━━━ Material to process ━━━
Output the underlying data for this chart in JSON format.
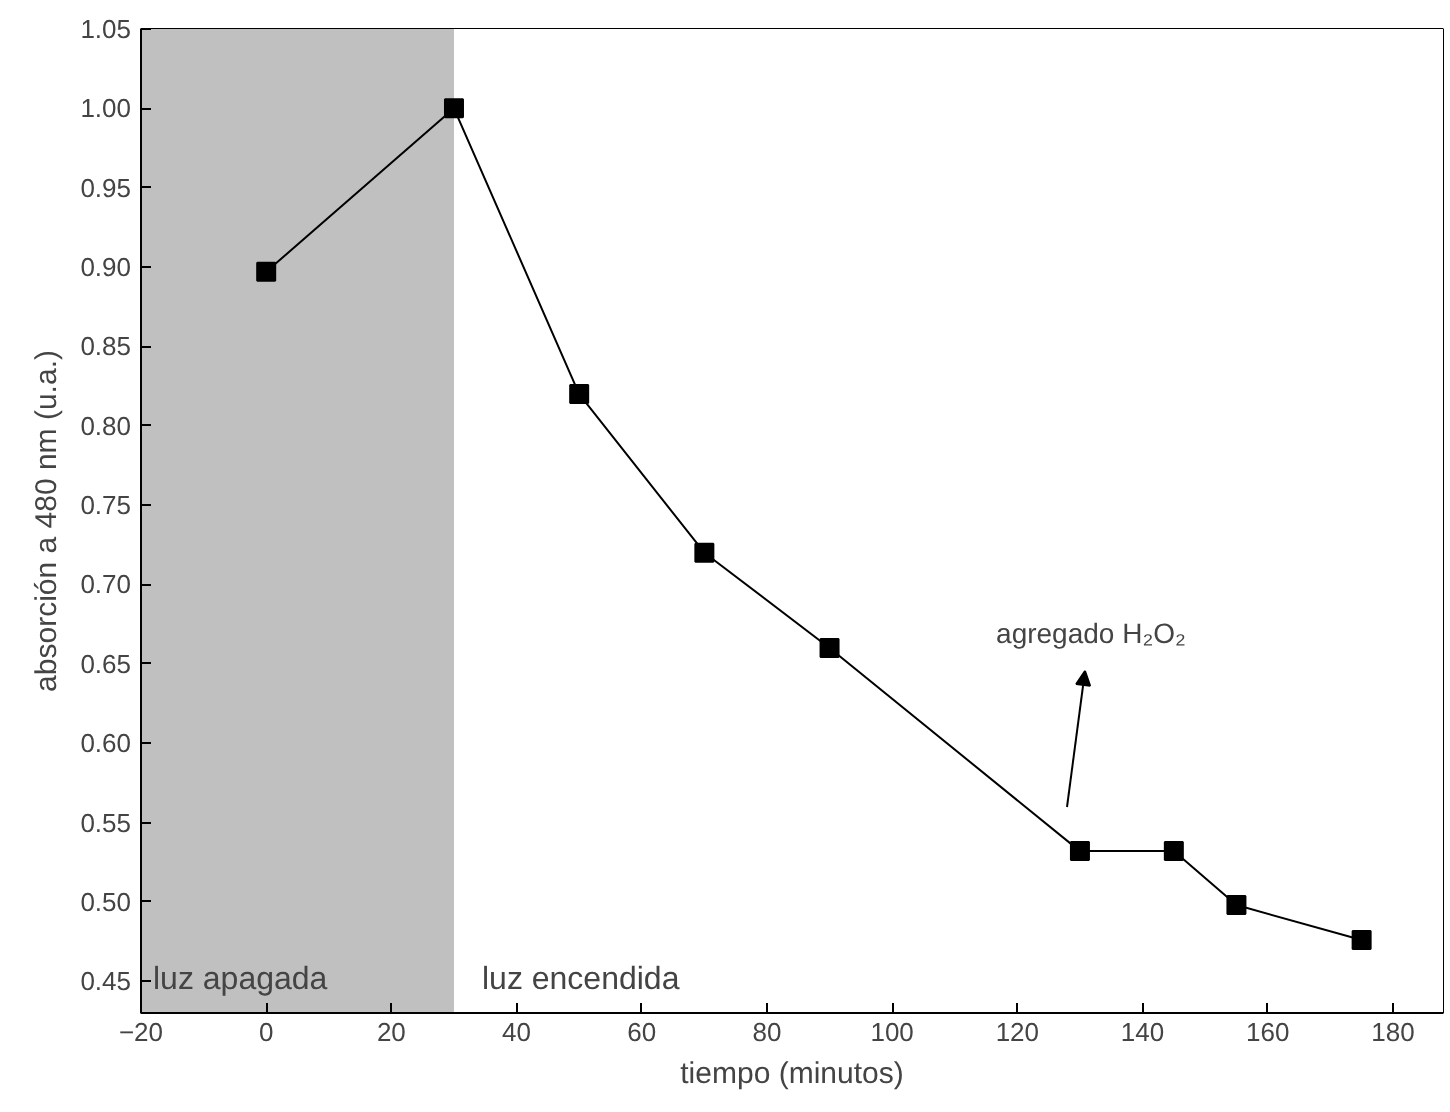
{
  "chart_data": {
    "type": "line",
    "xlabel": "tiempo (minutos)",
    "ylabel": "absorción a 480 nm (u.a.)",
    "x": [
      0,
      30,
      50,
      70,
      90,
      130,
      145,
      155,
      175
    ],
    "series": [
      {
        "color": "#000000",
        "values": [
          0.897,
          1.0,
          0.82,
          0.72,
          0.66,
          0.532,
          0.532,
          0.498,
          0.476
        ]
      }
    ],
    "xlim": [
      -20,
      188
    ],
    "xticks": [
      -20,
      0,
      20,
      40,
      60,
      80,
      100,
      120,
      140,
      160,
      180
    ],
    "ylim": [
      0.43,
      1.05
    ],
    "yticks": [
      {
        "value": 0.45,
        "label": "0.45"
      },
      {
        "value": 0.5,
        "label": "0.50"
      },
      {
        "value": 0.55,
        "label": "0.55"
      },
      {
        "value": 0.6,
        "label": "0.60"
      },
      {
        "value": 0.65,
        "label": "0.65"
      },
      {
        "value": 0.7,
        "label": "0.70"
      },
      {
        "value": 0.75,
        "label": "0.75"
      },
      {
        "value": 0.8,
        "label": "0.80"
      },
      {
        "value": 0.85,
        "label": "0.85"
      },
      {
        "value": 0.9,
        "label": "0.90"
      },
      {
        "value": 0.95,
        "label": "0.95"
      },
      {
        "value": 1.0,
        "label": "1.00"
      },
      {
        "value": 1.05,
        "label": "1.05"
      }
    ],
    "bands": [
      {
        "axis": "x",
        "from": -20,
        "to": 30,
        "label": "luz apagada",
        "color": "#c0c0c0"
      },
      {
        "axis": "x",
        "from": 30,
        "to": 188,
        "label": "luz encendida",
        "color": "#ffffff"
      }
    ],
    "annotations": [
      "agregado H₂O₂"
    ],
    "marker": "square",
    "line_style": "solid"
  }
}
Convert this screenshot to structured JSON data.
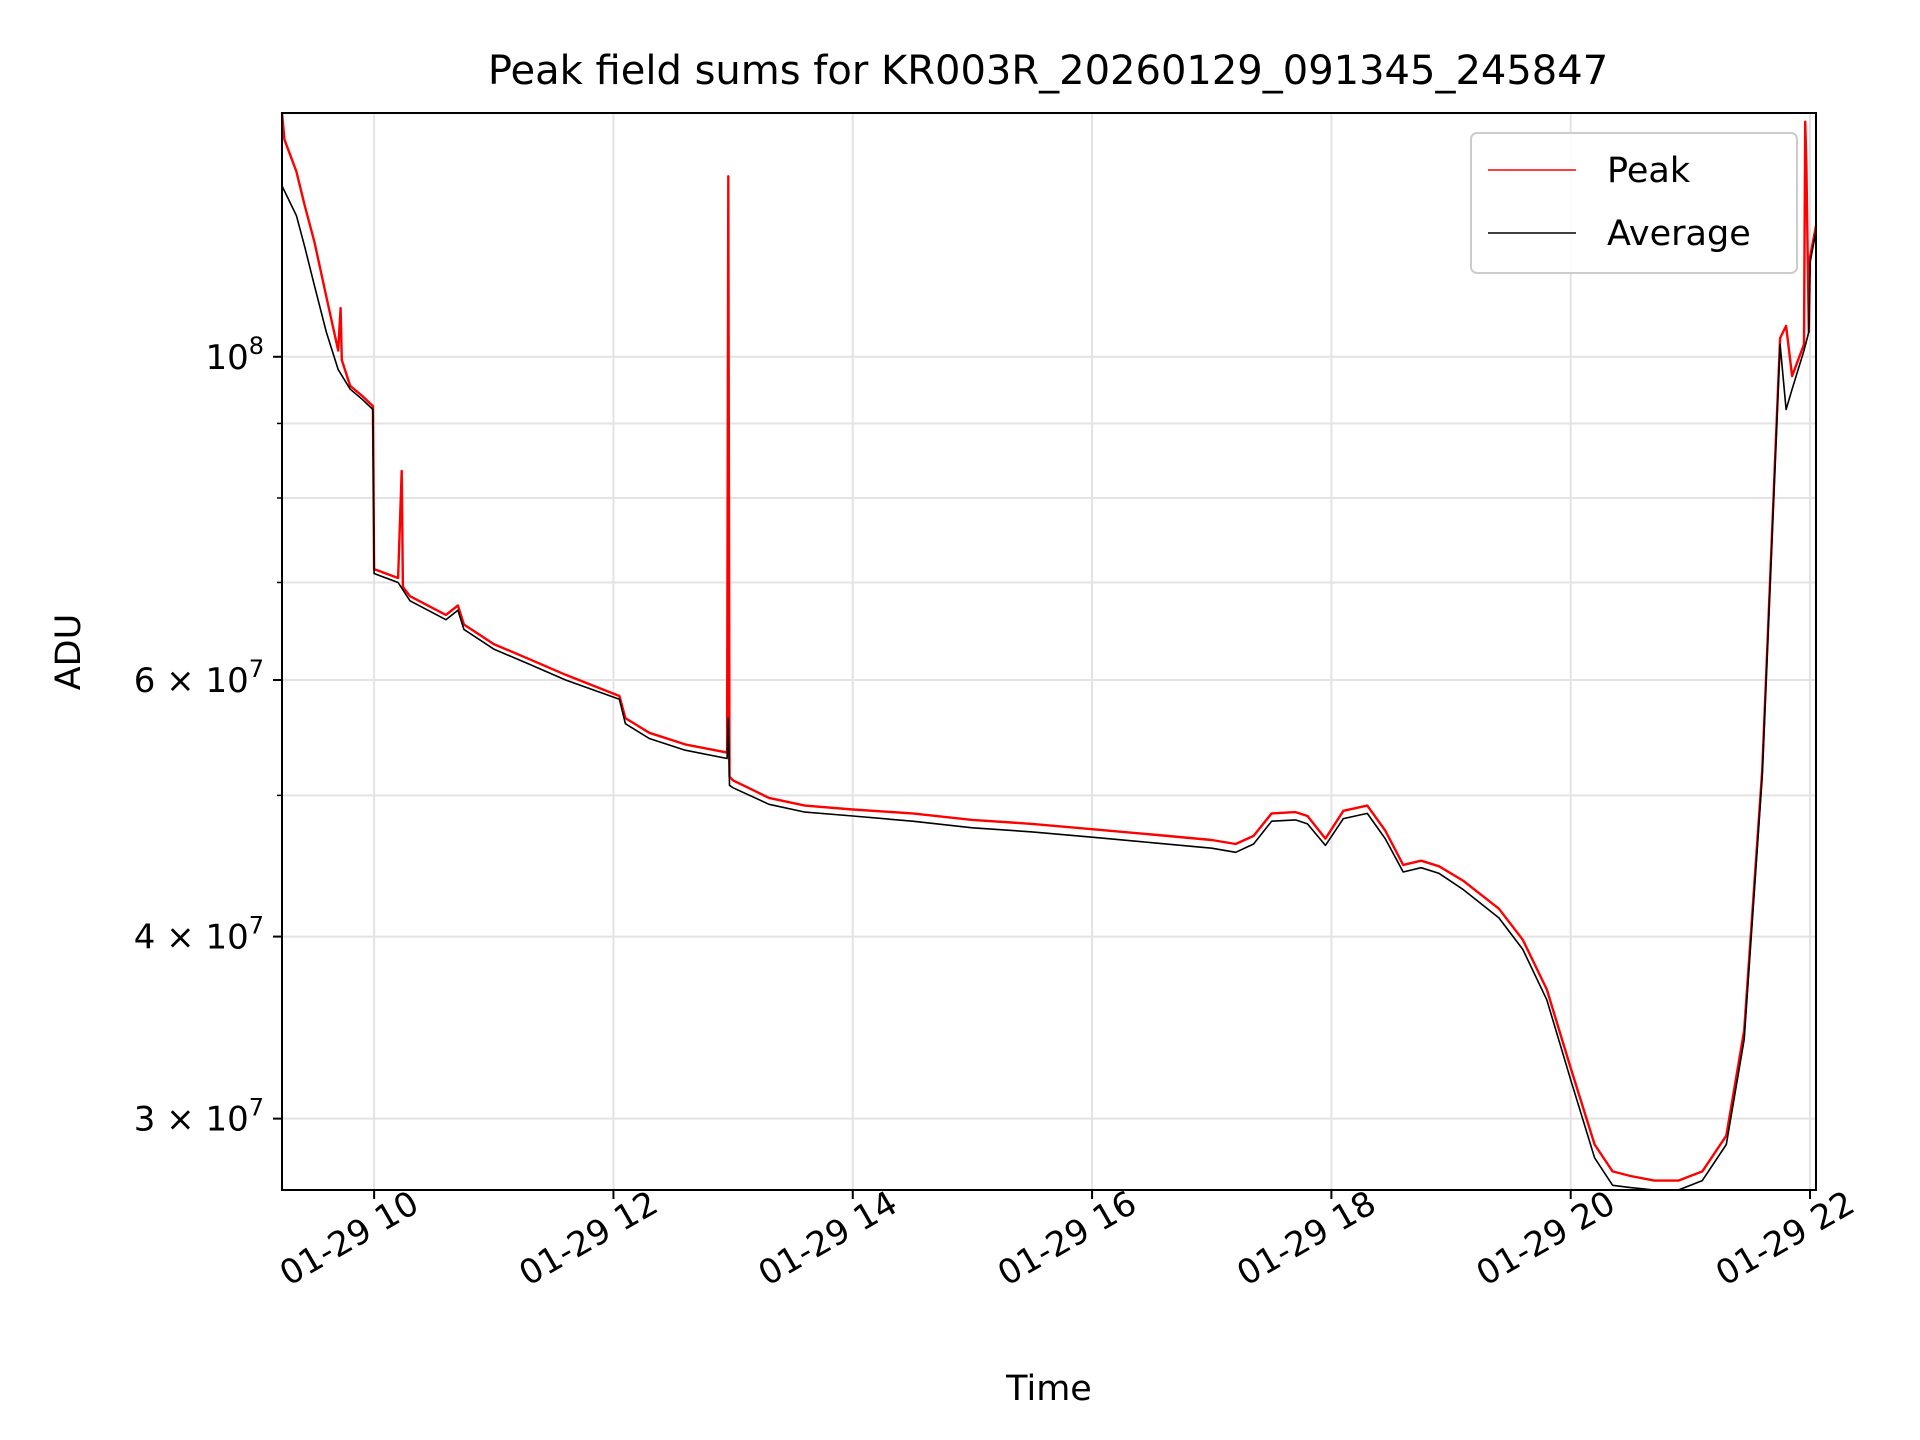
{
  "chart_data": {
    "type": "line",
    "title": "Peak field sums for KR003R_20260129_091345_245847",
    "xlabel": "Time",
    "ylabel": "ADU",
    "yscale": "log",
    "xlim": [
      9.23,
      22.05
    ],
    "ylim": [
      26800000,
      147000000
    ],
    "grid": true,
    "legend_position": "upper right",
    "x_ticks": [
      {
        "value": 10,
        "label": "01-29 10"
      },
      {
        "value": 12,
        "label": "01-29 12"
      },
      {
        "value": 14,
        "label": "01-29 14"
      },
      {
        "value": 16,
        "label": "01-29 16"
      },
      {
        "value": 18,
        "label": "01-29 18"
      },
      {
        "value": 20,
        "label": "01-29 20"
      },
      {
        "value": 22,
        "label": "01-29 22"
      }
    ],
    "y_ticks": [
      {
        "value": 100000000,
        "base": "10",
        "exp": "8"
      },
      {
        "value": 60000000,
        "base": "6 × 10",
        "exp": "7"
      },
      {
        "value": 40000000,
        "base": "4 × 10",
        "exp": "7"
      },
      {
        "value": 30000000,
        "base": "3 × 10",
        "exp": "7"
      }
    ],
    "y_minor_ticks": [
      90000000,
      80000000,
      70000000,
      50000000
    ],
    "series": [
      {
        "name": "Peak",
        "color": "#ff0000",
        "x": [
          9.23,
          9.25,
          9.35,
          9.42,
          9.5,
          9.6,
          9.7,
          9.72,
          9.73,
          9.8,
          9.9,
          9.99,
          10.0,
          10.2,
          10.23,
          10.24,
          10.3,
          10.6,
          10.7,
          10.75,
          11.0,
          11.3,
          11.6,
          12.05,
          12.1,
          12.3,
          12.6,
          12.95,
          12.96,
          12.97,
          13.0,
          13.3,
          13.6,
          14.0,
          14.5,
          15.0,
          15.5,
          16.0,
          16.5,
          17.0,
          17.2,
          17.35,
          17.5,
          17.7,
          17.8,
          17.95,
          18.1,
          18.3,
          18.45,
          18.6,
          18.75,
          18.9,
          19.1,
          19.4,
          19.6,
          19.8,
          20.0,
          20.2,
          20.35,
          20.5,
          20.7,
          20.9,
          21.1,
          21.3,
          21.45,
          21.6,
          21.75,
          21.8,
          21.85,
          21.95,
          21.96,
          21.97,
          21.99,
          22.0,
          22.05
        ],
        "y": [
          147000000,
          141000000,
          134000000,
          127000000,
          120000000,
          110000000,
          101000000,
          108000000,
          99500000,
          95500000,
          94000000,
          92500000,
          71500000,
          70500000,
          83500000,
          69500000,
          68500000,
          66500000,
          67500000,
          65500000,
          63500000,
          62000000,
          60500000,
          58500000,
          56500000,
          55200000,
          54200000,
          53500000,
          133000000,
          51500000,
          51200000,
          49800000,
          49200000,
          48900000,
          48600000,
          48100000,
          47800000,
          47400000,
          47000000,
          46600000,
          46300000,
          46900000,
          48600000,
          48700000,
          48400000,
          46700000,
          48800000,
          49200000,
          47300000,
          44800000,
          45100000,
          44700000,
          43700000,
          41800000,
          39800000,
          36800000,
          32500000,
          28800000,
          27600000,
          27400000,
          27200000,
          27200000,
          27600000,
          29200000,
          34500000,
          52000000,
          103000000,
          105000000,
          97000000,
          102000000,
          145000000,
          135000000,
          104000000,
          117000000,
          123000000
        ]
      },
      {
        "name": "Average",
        "color": "#000000",
        "x": [
          9.23,
          9.25,
          9.35,
          9.42,
          9.5,
          9.6,
          9.7,
          9.8,
          9.9,
          9.99,
          10.0,
          10.2,
          10.3,
          10.6,
          10.7,
          10.75,
          11.0,
          11.3,
          11.6,
          12.05,
          12.1,
          12.3,
          12.6,
          12.95,
          12.96,
          12.97,
          13.0,
          13.3,
          13.6,
          14.0,
          14.5,
          15.0,
          15.5,
          16.0,
          16.5,
          17.0,
          17.2,
          17.35,
          17.5,
          17.7,
          17.8,
          17.95,
          18.1,
          18.3,
          18.45,
          18.6,
          18.75,
          18.9,
          19.1,
          19.4,
          19.6,
          19.8,
          20.0,
          20.2,
          20.35,
          20.5,
          20.7,
          20.9,
          21.1,
          21.3,
          21.45,
          21.6,
          21.75,
          21.8,
          21.85,
          21.95,
          21.99,
          22.0,
          22.05
        ],
        "y": [
          131000000,
          130000000,
          125000000,
          119000000,
          112000000,
          104000000,
          98000000,
          95000000,
          93500000,
          92000000,
          71000000,
          70000000,
          68000000,
          66000000,
          67000000,
          65000000,
          63000000,
          61500000,
          60000000,
          58200000,
          56000000,
          54700000,
          53700000,
          53000000,
          56500000,
          50800000,
          50600000,
          49300000,
          48700000,
          48400000,
          48000000,
          47500000,
          47200000,
          46800000,
          46400000,
          46000000,
          45700000,
          46300000,
          48000000,
          48100000,
          47800000,
          46200000,
          48200000,
          48600000,
          46700000,
          44300000,
          44600000,
          44200000,
          43100000,
          41200000,
          39200000,
          36200000,
          31900000,
          28200000,
          27000000,
          26900000,
          26800000,
          26800000,
          27200000,
          28800000,
          34000000,
          51500000,
          102000000,
          92000000,
          95000000,
          101000000,
          104000000,
          116000000,
          122000000
        ]
      }
    ]
  }
}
━━━
Written instruction:
Pull out every line containing "color".

Answer to the exercise:
        "color": "#000000",
        "color": "#c0c0c0"
        "color": "#ffffff"
        "color": "#ff0000",
        "color": "#000000",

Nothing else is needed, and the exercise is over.